### YOUR TASK
From the entries below, gather every line containing the string "JSON".

### Rows from a figure dataset

* * * * *

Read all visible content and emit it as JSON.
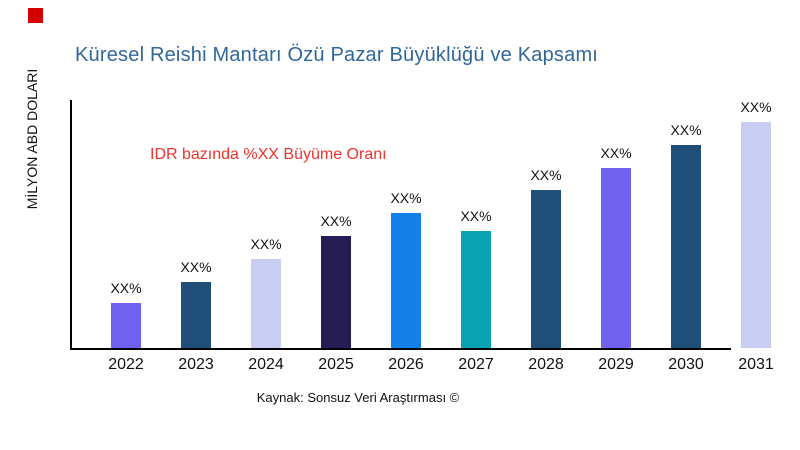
{
  "colors": {
    "background": "#ffffff",
    "title": "#31669b",
    "annotation": "#ea332d",
    "axis": "#000000",
    "text": "#111111",
    "marker": "#d40000"
  },
  "header": {
    "title": "Küresel Reishi Mantarı Özü Pazar Büyüklüğü ve Kapsamı"
  },
  "annotation": {
    "text": "IDR bazında %XX Büyüme Oranı"
  },
  "footer": {
    "source": "Kaynak: Sonsuz Veri Araştırması ©"
  },
  "chart_data": {
    "type": "bar",
    "title": "Küresel Reishi Mantarı Özü Pazar Büyüklüğü ve Kapsamı",
    "xlabel": "",
    "ylabel": "MİLYON ABD DOLARI",
    "categories": [
      "2022",
      "2023",
      "2024",
      "2025",
      "2026",
      "2027",
      "2028",
      "2029",
      "2030",
      "2031"
    ],
    "values": [
      45,
      66,
      89,
      112,
      135,
      117,
      158,
      180,
      203,
      226
    ],
    "values_unit": "relative-bar-height-px (numeric values masked in source chart)",
    "value_labels": [
      "XX%",
      "XX%",
      "XX%",
      "XX%",
      "XX%",
      "XX%",
      "XX%",
      "XX%",
      "XX%",
      "XX%"
    ],
    "bar_colors": [
      "#7161ef",
      "#1f4e79",
      "#c9cdf2",
      "#251d54",
      "#1480e8",
      "#0aa3b4",
      "#1f4e79",
      "#7161ef",
      "#1f4e79",
      "#c9cdf2"
    ],
    "grid": false,
    "legend": false
  }
}
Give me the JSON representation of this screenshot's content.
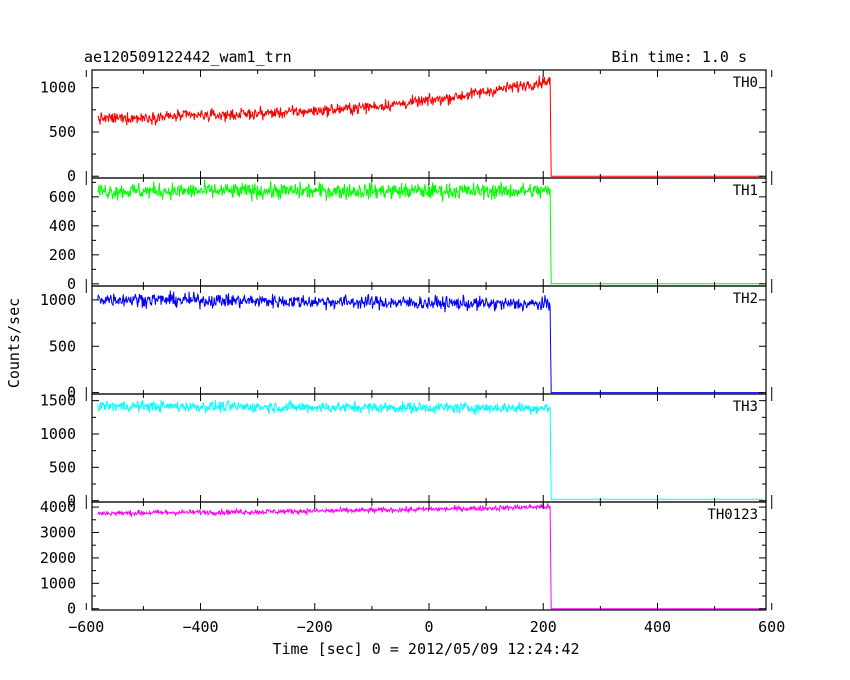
{
  "chart_data": {
    "type": "line",
    "title": "ae120509122442_wam1_trn",
    "subtitle": "Bin time: 1.0 s",
    "xlabel": "Time [sec] 0 = 2012/05/09 12:24:42",
    "ylabel": "Counts/sec",
    "xlim": [
      -590,
      590
    ],
    "xticks": [
      -600,
      -400,
      -200,
      0,
      200,
      400,
      600
    ],
    "x_start": -580,
    "x_drop": 212,
    "x_end": 585,
    "grid": false,
    "panels": [
      {
        "name": "TH0",
        "color": "#ff0000",
        "ylim": [
          -20,
          1200
        ],
        "yticks": [
          0,
          500,
          1000
        ],
        "values_before": [
          650,
          660,
          680,
          690,
          710,
          730,
          760,
          800,
          850,
          920,
          1000,
          1080
        ],
        "noise": 35,
        "value_after": 0
      },
      {
        "name": "TH1",
        "color": "#00ff00",
        "ylim": [
          -15,
          730
        ],
        "yticks": [
          0,
          200,
          400,
          600
        ],
        "values_before": [
          640,
          640
        ],
        "noise": 30,
        "value_after": 0
      },
      {
        "name": "TH2",
        "color": "#0000ff",
        "ylim": [
          -15,
          1150
        ],
        "yticks": [
          0,
          500,
          1000
        ],
        "values_before": [
          1010,
          1000,
          990,
          980,
          970,
          960,
          950
        ],
        "noise": 40,
        "value_after": 0
      },
      {
        "name": "TH3",
        "color": "#00ffff",
        "ylim": [
          -20,
          1600
        ],
        "yticks": [
          0,
          500,
          1000,
          1500
        ],
        "values_before": [
          1420,
          1410,
          1400,
          1395,
          1390
        ],
        "noise": 45,
        "value_after": 20
      },
      {
        "name": "TH0123",
        "color": "#ff00ff",
        "ylim": [
          -50,
          4200
        ],
        "yticks": [
          0,
          1000,
          2000,
          3000,
          4000
        ],
        "values_before": [
          3750,
          3780,
          3800,
          3820,
          3850,
          3880,
          3920,
          3960,
          4020
        ],
        "noise": 55,
        "value_after": 0
      }
    ]
  }
}
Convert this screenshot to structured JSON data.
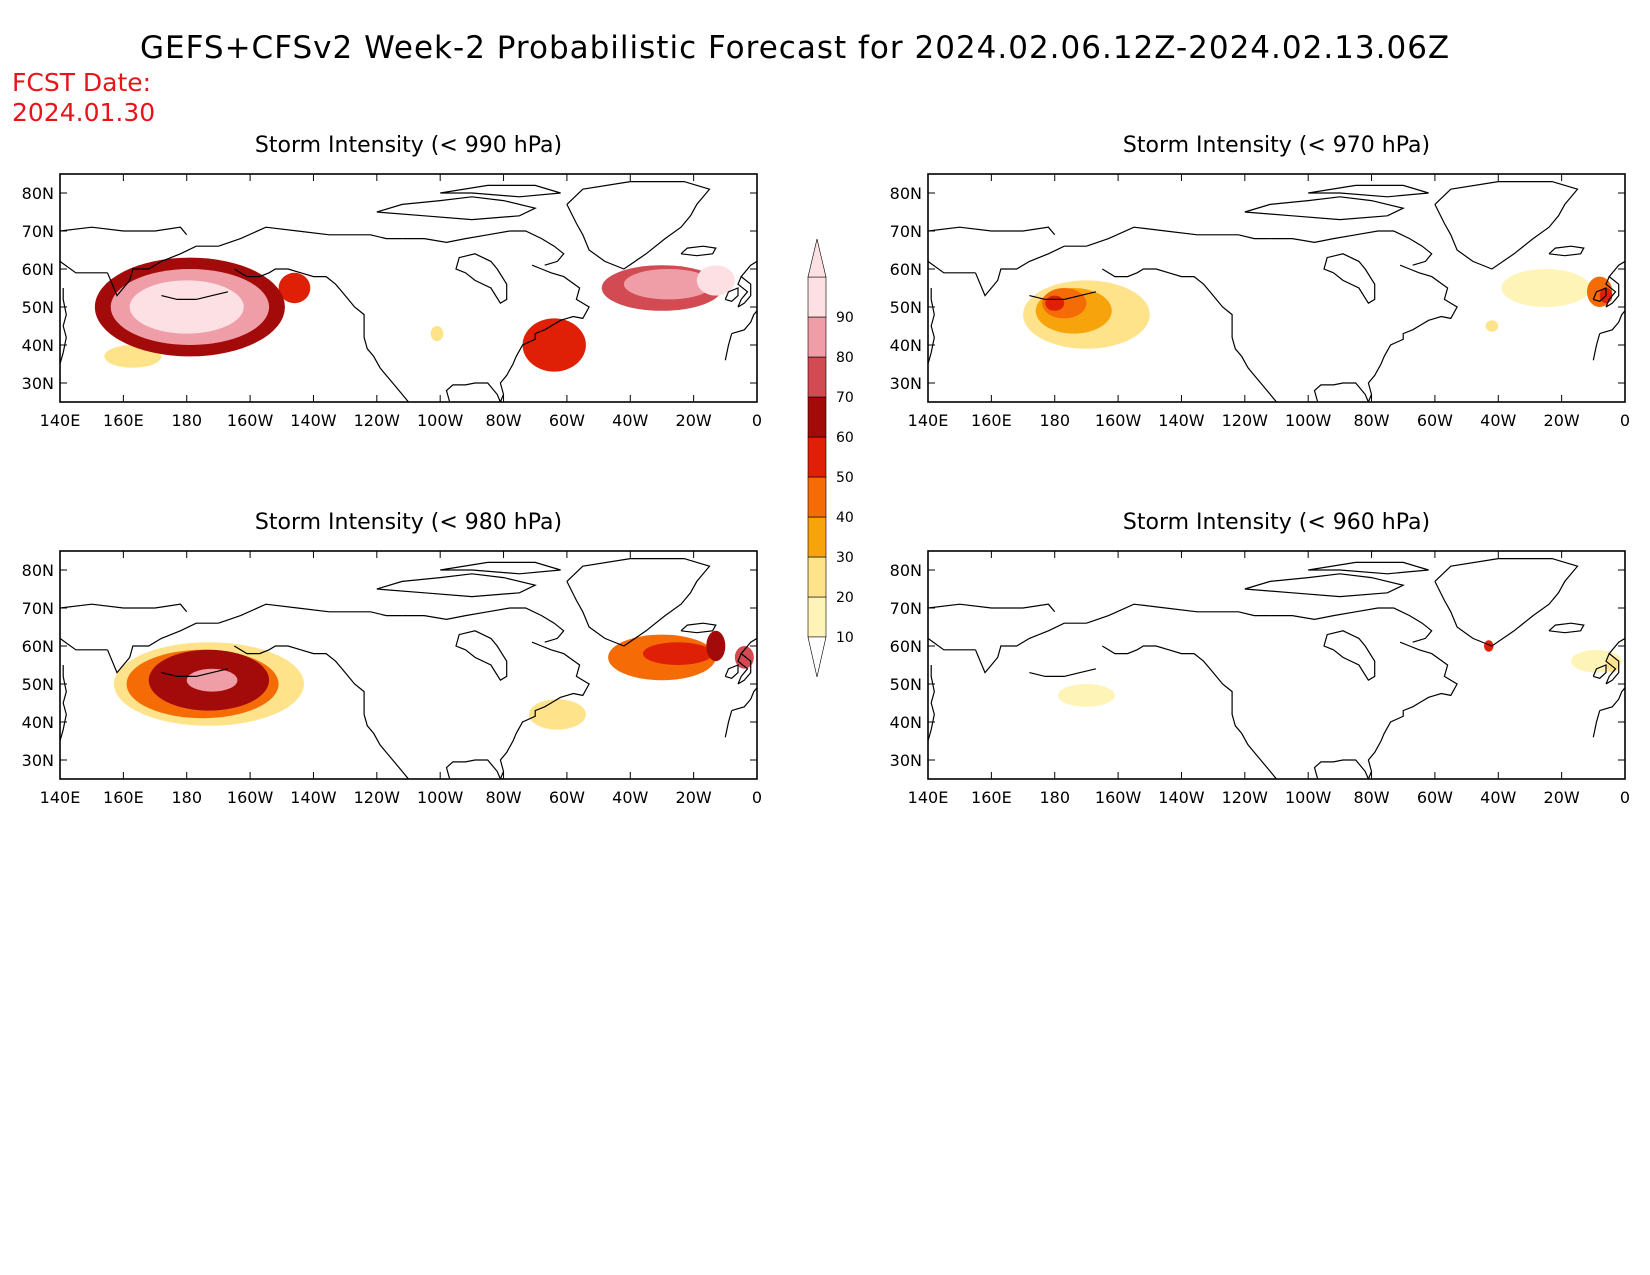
{
  "title": "GEFS+CFSv2 Week-2 Probabilistic Forecast for 2024.02.06.12Z-2024.02.13.06Z",
  "forecast_date_label": "FCST Date:",
  "forecast_date": "2024.01.30",
  "lat_labels": [
    "80N",
    "70N",
    "60N",
    "50N",
    "40N",
    "30N"
  ],
  "lat_values": [
    80,
    70,
    60,
    50,
    40,
    30
  ],
  "lon_labels": [
    "140E",
    "160E",
    "180",
    "160W",
    "140W",
    "120W",
    "100W",
    "80W",
    "60W",
    "40W",
    "20W",
    "0"
  ],
  "lon_values": [
    140,
    160,
    180,
    200,
    220,
    240,
    260,
    280,
    300,
    320,
    340,
    360
  ],
  "colors": {
    "frame": "#000000",
    "title_red": "#e8141a"
  },
  "colorbar": {
    "labels": [
      "10",
      "20",
      "30",
      "40",
      "50",
      "60",
      "70",
      "80",
      "90"
    ],
    "levels": [
      10,
      20,
      30,
      40,
      50,
      60,
      70,
      80,
      90
    ],
    "colors": [
      "#fff4b8",
      "#ffe38a",
      "#f7a30c",
      "#f56b06",
      "#e02006",
      "#a30a0a",
      "#d24a52",
      "#ef9ea7",
      "#fde0e4"
    ]
  },
  "panels": [
    {
      "id": "990",
      "title": "Storm Intensity (< 990 hPa)",
      "blobs": [
        {
          "lon": 181,
          "lat": 50,
          "rlon": 30,
          "rlat": 13,
          "p": 60
        },
        {
          "lon": 181,
          "lat": 50,
          "rlon": 25,
          "rlat": 10,
          "p": 80
        },
        {
          "lon": 180,
          "lat": 50,
          "rlon": 18,
          "rlat": 7,
          "p": 90
        },
        {
          "lon": 163,
          "lat": 37,
          "rlon": 9,
          "rlat": 3,
          "p": 20
        },
        {
          "lon": 214,
          "lat": 55,
          "rlon": 5,
          "rlat": 4,
          "p": 50
        },
        {
          "lon": 296,
          "lat": 40,
          "rlon": 10,
          "rlat": 7,
          "p": 50
        },
        {
          "lon": 330,
          "lat": 55,
          "rlon": 19,
          "rlat": 6,
          "p": 70
        },
        {
          "lon": 332,
          "lat": 56,
          "rlon": 14,
          "rlat": 4,
          "p": 80
        },
        {
          "lon": 347,
          "lat": 57,
          "rlon": 6,
          "rlat": 4,
          "p": 90
        },
        {
          "lon": 259,
          "lat": 43,
          "rlon": 2,
          "rlat": 2,
          "p": 20
        }
      ]
    },
    {
      "id": "970",
      "title": "Storm Intensity (< 970 hPa)",
      "blobs": [
        {
          "lon": 190,
          "lat": 48,
          "rlon": 20,
          "rlat": 9,
          "p": 20
        },
        {
          "lon": 186,
          "lat": 49,
          "rlon": 12,
          "rlat": 6,
          "p": 30
        },
        {
          "lon": 183,
          "lat": 51,
          "rlon": 7,
          "rlat": 4,
          "p": 40
        },
        {
          "lon": 180,
          "lat": 51,
          "rlon": 3,
          "rlat": 2,
          "p": 50
        },
        {
          "lon": 335,
          "lat": 55,
          "rlon": 14,
          "rlat": 5,
          "p": 10
        },
        {
          "lon": 352,
          "lat": 54,
          "rlon": 4,
          "rlat": 4,
          "p": 40
        },
        {
          "lon": 354,
          "lat": 53,
          "rlon": 2,
          "rlat": 2,
          "p": 50
        },
        {
          "lon": 318,
          "lat": 45,
          "rlon": 2,
          "rlat": 1.5,
          "p": 20
        }
      ]
    },
    {
      "id": "980",
      "title": "Storm Intensity (< 980 hPa)",
      "blobs": [
        {
          "lon": 187,
          "lat": 50,
          "rlon": 30,
          "rlat": 11,
          "p": 20
        },
        {
          "lon": 185,
          "lat": 50,
          "rlon": 24,
          "rlat": 9,
          "p": 40
        },
        {
          "lon": 187,
          "lat": 51,
          "rlon": 19,
          "rlat": 8,
          "p": 60
        },
        {
          "lon": 188,
          "lat": 51,
          "rlon": 8,
          "rlat": 3,
          "p": 80
        },
        {
          "lon": 330,
          "lat": 57,
          "rlon": 17,
          "rlat": 6,
          "p": 40
        },
        {
          "lon": 335,
          "lat": 58,
          "rlon": 11,
          "rlat": 3,
          "p": 50
        },
        {
          "lon": 347,
          "lat": 60,
          "rlon": 3,
          "rlat": 4,
          "p": 60
        },
        {
          "lon": 356,
          "lat": 57,
          "rlon": 3,
          "rlat": 3,
          "p": 70
        },
        {
          "lon": 297,
          "lat": 42,
          "rlon": 9,
          "rlat": 4,
          "p": 20
        }
      ]
    },
    {
      "id": "960",
      "title": "Storm Intensity (< 960 hPa)",
      "blobs": [
        {
          "lon": 190,
          "lat": 47,
          "rlon": 9,
          "rlat": 3,
          "p": 10
        },
        {
          "lon": 317,
          "lat": 60,
          "rlon": 1.5,
          "rlat": 1.5,
          "p": 50
        },
        {
          "lon": 351,
          "lat": 56,
          "rlon": 8,
          "rlat": 3,
          "p": 10
        },
        {
          "lon": 356,
          "lat": 55,
          "rlon": 2,
          "rlat": 2,
          "p": 20
        }
      ]
    }
  ]
}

* * * * *

### OUTPUT
Read all visible content and emit it as JSON.
Give me the JSON representation of this screenshot's content.
Convert this screenshot to structured JSON data.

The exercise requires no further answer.